### Data excerpts
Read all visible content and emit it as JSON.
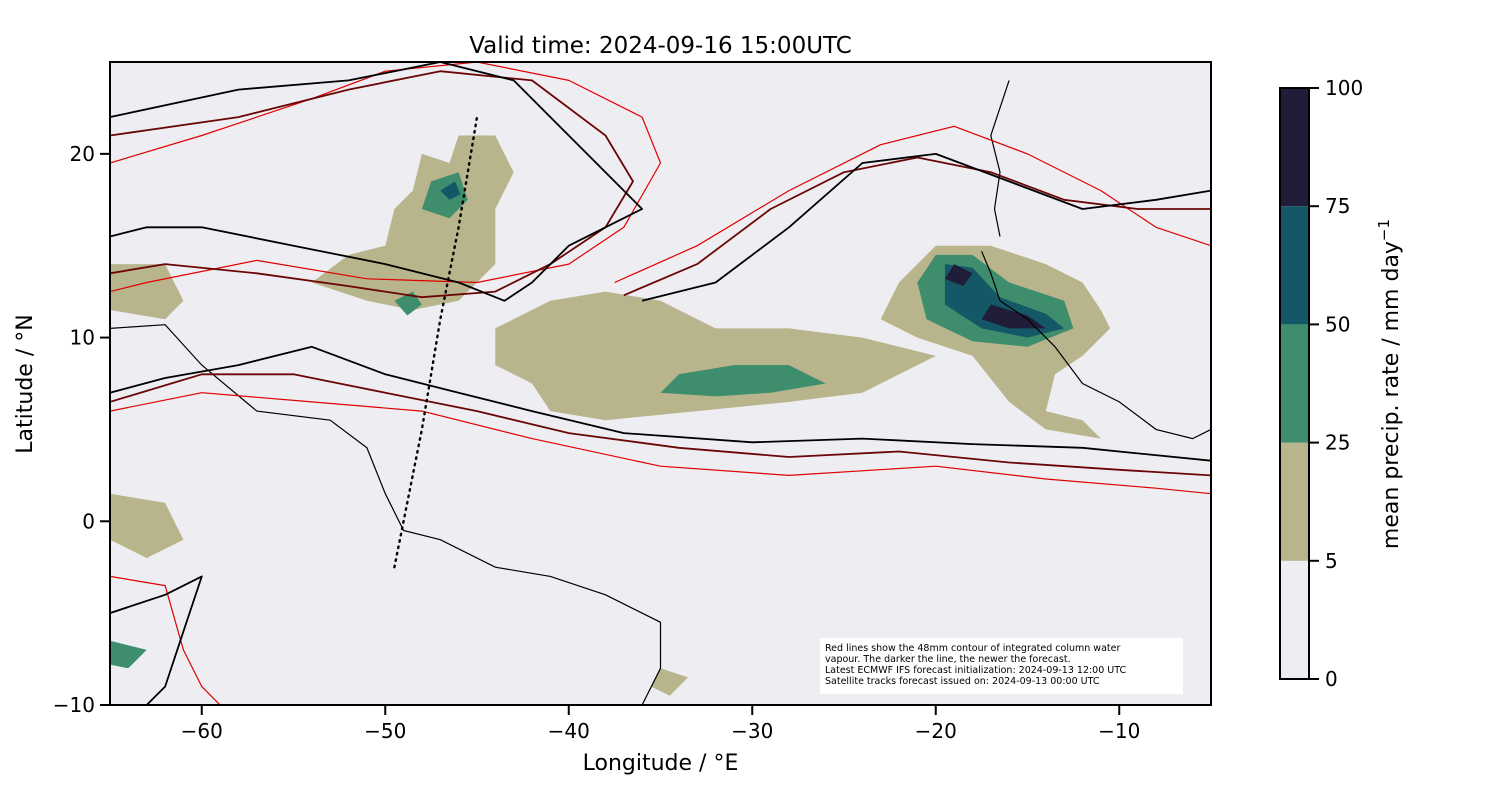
{
  "chart_data": {
    "type": "map",
    "title": "Valid time: 2024-09-16 15:00UTC",
    "xlabel": "Longitude / °E",
    "ylabel": "Latitude / °N",
    "xlim": [
      -65,
      -5
    ],
    "ylim": [
      -10,
      25
    ],
    "xticks": [
      -60,
      -50,
      -40,
      -30,
      -20,
      -10
    ],
    "yticks": [
      -10,
      0,
      10,
      20
    ],
    "xtick_labels": [
      "−60",
      "−50",
      "−40",
      "−30",
      "−20",
      "−10"
    ],
    "ytick_labels": [
      "−10",
      "0",
      "10",
      "20"
    ],
    "colorbar": {
      "label": "mean precip. rate / mm day",
      "label_superscript": "−1",
      "levels": [
        0,
        5,
        25,
        50,
        75,
        100
      ],
      "level_labels": [
        "0",
        "5",
        "25",
        "50",
        "75",
        "100"
      ],
      "colors": [
        "#ededf2",
        "#b8b48c",
        "#3e8d6d",
        "#145766",
        "#201d39"
      ]
    },
    "annotation_lines": [
      "Red lines show the 48mm contour of integrated column water",
      "vapour. The darker the line, the newer the forecast.",
      "Latest ECMWF IFS forecast initialization: 2024-09-13 12:00 UTC",
      "Satellite tracks forecast issued on: 2024-09-13 00:00 UTC"
    ],
    "satellite_track": [
      [
        -49.5,
        -2.5
      ],
      [
        -48,
        5
      ],
      [
        -47,
        11
      ],
      [
        -46,
        16
      ],
      [
        -45,
        22
      ]
    ],
    "precip_areas": [
      {
        "level": 1,
        "points": [
          [
            -46.5,
            19.5
          ],
          [
            -48,
            20
          ],
          [
            -48.5,
            18
          ],
          [
            -49.5,
            17
          ],
          [
            -50,
            15
          ],
          [
            -52,
            14.5
          ],
          [
            -54,
            13
          ],
          [
            -51,
            12
          ],
          [
            -48.5,
            11.5
          ],
          [
            -46,
            12
          ],
          [
            -44,
            14
          ],
          [
            -44,
            17
          ],
          [
            -43,
            19
          ],
          [
            -44,
            21
          ],
          [
            -46,
            21
          ]
        ]
      },
      {
        "level": 2,
        "points": [
          [
            -46,
            19
          ],
          [
            -47.5,
            18.5
          ],
          [
            -48,
            17
          ],
          [
            -46.5,
            16.5
          ],
          [
            -45.5,
            17.5
          ]
        ]
      },
      {
        "level": 3,
        "points": [
          [
            -46.2,
            18.5
          ],
          [
            -47,
            18
          ],
          [
            -46.5,
            17.5
          ],
          [
            -45.9,
            17.8
          ]
        ]
      },
      {
        "level": 2,
        "points": [
          [
            -48.5,
            12.5
          ],
          [
            -49.5,
            12
          ],
          [
            -48.8,
            11.2
          ],
          [
            -48,
            11.8
          ]
        ]
      },
      {
        "level": 1,
        "points": [
          [
            -41,
            12
          ],
          [
            -38,
            12.5
          ],
          [
            -35,
            12
          ],
          [
            -32,
            10.5
          ],
          [
            -28,
            10.5
          ],
          [
            -24,
            10
          ],
          [
            -20,
            9
          ],
          [
            -24,
            7
          ],
          [
            -28,
            6.5
          ],
          [
            -33,
            6
          ],
          [
            -38,
            5.5
          ],
          [
            -41,
            6
          ],
          [
            -42,
            7.5
          ],
          [
            -44,
            8.5
          ],
          [
            -44,
            10.5
          ]
        ]
      },
      {
        "level": 2,
        "points": [
          [
            -34,
            8
          ],
          [
            -31,
            8.5
          ],
          [
            -28,
            8.5
          ],
          [
            -26,
            7.5
          ],
          [
            -29,
            7
          ],
          [
            -32,
            6.8
          ],
          [
            -35,
            7
          ]
        ]
      },
      {
        "level": 1,
        "points": [
          [
            -20,
            15
          ],
          [
            -17,
            15
          ],
          [
            -14,
            14
          ],
          [
            -12,
            13
          ],
          [
            -11,
            11.5
          ],
          [
            -10.5,
            10.5
          ],
          [
            -12,
            9
          ],
          [
            -13.5,
            8
          ],
          [
            -14,
            6
          ],
          [
            -12,
            5.5
          ],
          [
            -11,
            4.5
          ],
          [
            -14,
            5
          ],
          [
            -16,
            6.5
          ],
          [
            -18,
            9
          ],
          [
            -21,
            10
          ],
          [
            -23,
            11
          ],
          [
            -22,
            13
          ]
        ]
      },
      {
        "level": 2,
        "points": [
          [
            -20,
            14.5
          ],
          [
            -18,
            14.5
          ],
          [
            -16,
            13
          ],
          [
            -13,
            12
          ],
          [
            -12.5,
            10.5
          ],
          [
            -15,
            9.5
          ],
          [
            -18,
            9.8
          ],
          [
            -20.5,
            11
          ],
          [
            -21,
            13
          ]
        ]
      },
      {
        "level": 3,
        "points": [
          [
            -19.5,
            14
          ],
          [
            -18,
            13.8
          ],
          [
            -16.5,
            12.2
          ],
          [
            -14,
            11.3
          ],
          [
            -13,
            10.5
          ],
          [
            -15,
            10
          ],
          [
            -17.5,
            10.5
          ],
          [
            -19.5,
            11.8
          ]
        ]
      },
      {
        "level": 4,
        "points": [
          [
            -19,
            14
          ],
          [
            -18,
            13.5
          ],
          [
            -18.5,
            12.8
          ],
          [
            -19.5,
            13.2
          ]
        ]
      },
      {
        "level": 4,
        "points": [
          [
            -17,
            11.8
          ],
          [
            -15,
            11.2
          ],
          [
            -14,
            10.5
          ],
          [
            -16,
            10.5
          ],
          [
            -17.5,
            11
          ]
        ]
      },
      {
        "level": 1,
        "points": [
          [
            -65,
            14
          ],
          [
            -62,
            14
          ],
          [
            -61,
            12
          ],
          [
            -62,
            11
          ],
          [
            -65,
            11.5
          ]
        ]
      },
      {
        "level": 1,
        "points": [
          [
            -65,
            1.5
          ],
          [
            -62,
            1
          ],
          [
            -61,
            -1
          ],
          [
            -63,
            -2
          ],
          [
            -65,
            -1
          ]
        ]
      },
      {
        "level": 2,
        "points": [
          [
            -65,
            -6.5
          ],
          [
            -63,
            -7
          ],
          [
            -64,
            -8
          ],
          [
            -65,
            -7.8
          ]
        ]
      },
      {
        "level": 1,
        "points": [
          [
            -35,
            -8
          ],
          [
            -33.5,
            -8.5
          ],
          [
            -34.5,
            -9.5
          ],
          [
            -35.5,
            -9
          ]
        ]
      }
    ],
    "cwv_contours": [
      {
        "age": "newest",
        "color": "#000000",
        "points": [
          [
            -65,
            22
          ],
          [
            -58,
            23.5
          ],
          [
            -52,
            24
          ],
          [
            -47,
            25
          ],
          [
            -43,
            24
          ],
          [
            -39,
            20
          ],
          [
            -37,
            18
          ],
          [
            -36,
            17
          ],
          [
            -40,
            15
          ],
          [
            -42,
            13
          ],
          [
            -43.5,
            12
          ],
          [
            -46,
            13
          ],
          [
            -50,
            14
          ],
          [
            -55,
            15
          ],
          [
            -60,
            16
          ],
          [
            -63,
            16
          ],
          [
            -65,
            15.5
          ]
        ]
      },
      {
        "age": "newest",
        "color": "#000000",
        "points": [
          [
            -65,
            7
          ],
          [
            -62,
            7.8
          ],
          [
            -58,
            8.5
          ],
          [
            -54,
            9.5
          ],
          [
            -50,
            8
          ],
          [
            -46,
            7
          ],
          [
            -42,
            6
          ],
          [
            -37,
            4.8
          ],
          [
            -30,
            4.3
          ],
          [
            -24,
            4.5
          ],
          [
            -18,
            4.2
          ],
          [
            -12,
            4
          ],
          [
            -5,
            3.3
          ]
        ]
      },
      {
        "age": "newest",
        "color": "#000000",
        "points": [
          [
            -65,
            -5
          ],
          [
            -62,
            -4
          ],
          [
            -60,
            -3
          ],
          [
            -61,
            -6
          ],
          [
            -62,
            -9
          ],
          [
            -63,
            -10
          ]
        ]
      },
      {
        "age": "newest",
        "color": "#000000",
        "points": [
          [
            -36,
            12
          ],
          [
            -32,
            13
          ],
          [
            -28,
            16
          ],
          [
            -24,
            19.5
          ],
          [
            -20,
            20
          ],
          [
            -16,
            18.5
          ],
          [
            -12,
            17
          ],
          [
            -8,
            17.5
          ],
          [
            -5,
            18
          ]
        ]
      },
      {
        "age": "older",
        "color": "#6b0606",
        "points": [
          [
            -65,
            21
          ],
          [
            -58,
            22
          ],
          [
            -52,
            23.5
          ],
          [
            -47,
            24.5
          ],
          [
            -42,
            24
          ],
          [
            -38,
            21
          ],
          [
            -36.5,
            18.5
          ],
          [
            -38,
            16
          ],
          [
            -41,
            14
          ],
          [
            -44,
            12.5
          ],
          [
            -48,
            12.2
          ],
          [
            -52,
            12.8
          ],
          [
            -57,
            13.5
          ],
          [
            -62,
            14
          ],
          [
            -65,
            13.5
          ]
        ]
      },
      {
        "age": "older",
        "color": "#6b0606",
        "points": [
          [
            -65,
            6.5
          ],
          [
            -60,
            8
          ],
          [
            -55,
            8
          ],
          [
            -50,
            7
          ],
          [
            -45,
            6
          ],
          [
            -40,
            4.8
          ],
          [
            -34,
            4
          ],
          [
            -28,
            3.5
          ],
          [
            -22,
            3.8
          ],
          [
            -16,
            3.2
          ],
          [
            -10,
            2.8
          ],
          [
            -5,
            2.5
          ]
        ]
      },
      {
        "age": "older",
        "color": "#6b0606",
        "points": [
          [
            -37,
            12.3
          ],
          [
            -33,
            14
          ],
          [
            -29,
            17
          ],
          [
            -25,
            19
          ],
          [
            -21,
            19.8
          ],
          [
            -17,
            19
          ],
          [
            -13,
            17.5
          ],
          [
            -9,
            17
          ],
          [
            -5,
            17
          ]
        ]
      },
      {
        "age": "oldest",
        "color": "#e00000",
        "points": [
          [
            -65,
            19.5
          ],
          [
            -60,
            21
          ],
          [
            -54,
            23
          ],
          [
            -50,
            24.5
          ],
          [
            -45,
            25
          ],
          [
            -40,
            24
          ],
          [
            -36,
            22
          ],
          [
            -35,
            19.5
          ],
          [
            -37,
            16
          ],
          [
            -40,
            14
          ],
          [
            -45,
            13
          ],
          [
            -51,
            13.2
          ],
          [
            -57,
            14.2
          ],
          [
            -63,
            13
          ],
          [
            -65,
            12.5
          ]
        ]
      },
      {
        "age": "oldest",
        "color": "#e00000",
        "points": [
          [
            -65,
            6
          ],
          [
            -60,
            7
          ],
          [
            -54,
            6.5
          ],
          [
            -48,
            6
          ],
          [
            -42,
            4.5
          ],
          [
            -35,
            3
          ],
          [
            -28,
            2.5
          ],
          [
            -20,
            3
          ],
          [
            -14,
            2.3
          ],
          [
            -8,
            1.8
          ],
          [
            -5,
            1.5
          ]
        ]
      },
      {
        "age": "oldest",
        "color": "#e00000",
        "points": [
          [
            -37.5,
            13
          ],
          [
            -33,
            15
          ],
          [
            -28,
            18
          ],
          [
            -23,
            20.5
          ],
          [
            -19,
            21.5
          ],
          [
            -15,
            20
          ],
          [
            -11,
            18
          ],
          [
            -8,
            16
          ],
          [
            -5,
            15
          ]
        ]
      },
      {
        "age": "oldest",
        "color": "#e00000",
        "points": [
          [
            -65,
            -3
          ],
          [
            -62,
            -3.5
          ],
          [
            -61,
            -7
          ],
          [
            -60,
            -9
          ],
          [
            -59,
            -10
          ]
        ]
      }
    ],
    "coastlines": [
      {
        "points": [
          [
            -65,
            10.5
          ],
          [
            -62,
            10.7
          ],
          [
            -60,
            8.5
          ],
          [
            -57,
            6
          ],
          [
            -53,
            5.5
          ],
          [
            -51,
            4
          ],
          [
            -50,
            1.5
          ],
          [
            -49,
            -0.5
          ],
          [
            -47,
            -1
          ],
          [
            -44,
            -2.5
          ],
          [
            -41,
            -3
          ],
          [
            -38,
            -4
          ],
          [
            -35,
            -5.5
          ],
          [
            -35,
            -8
          ],
          [
            -36,
            -10
          ]
        ]
      },
      {
        "points": [
          [
            -17.5,
            14.7
          ],
          [
            -17,
            13.5
          ],
          [
            -16.5,
            12
          ],
          [
            -15,
            11
          ],
          [
            -13.5,
            9.5
          ],
          [
            -12,
            7.5
          ],
          [
            -10,
            6.5
          ],
          [
            -8,
            5
          ],
          [
            -6,
            4.5
          ],
          [
            -5,
            5
          ]
        ]
      },
      {
        "points": [
          [
            -16,
            24
          ],
          [
            -17,
            21
          ],
          [
            -16.5,
            19
          ],
          [
            -16.8,
            17
          ],
          [
            -16.5,
            15.5
          ]
        ]
      }
    ]
  }
}
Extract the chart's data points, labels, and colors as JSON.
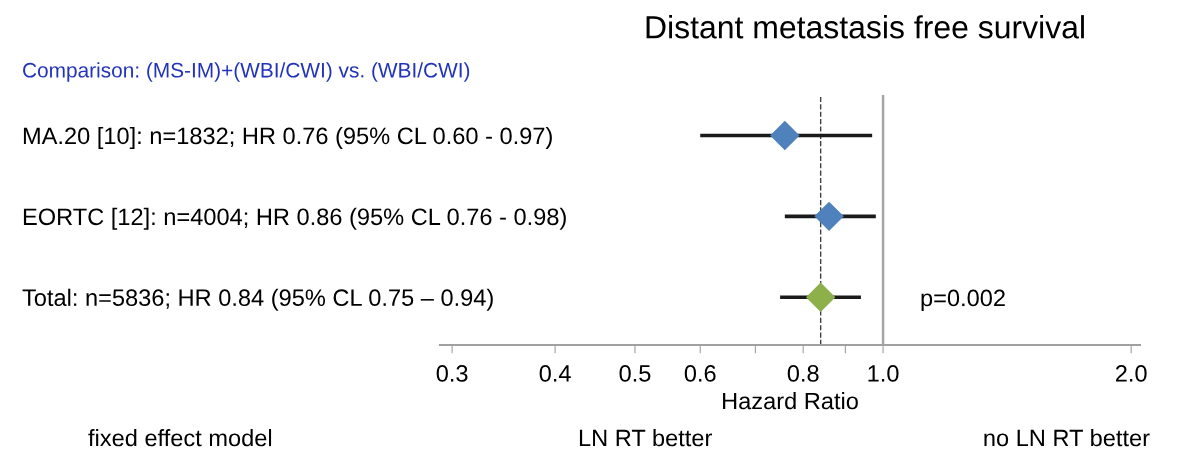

### Exercise prompt
Go through the entries above and copy every line containing "colors".

### Result
      "colors": [
Extract the chart's data points, labels, and colors as JSON.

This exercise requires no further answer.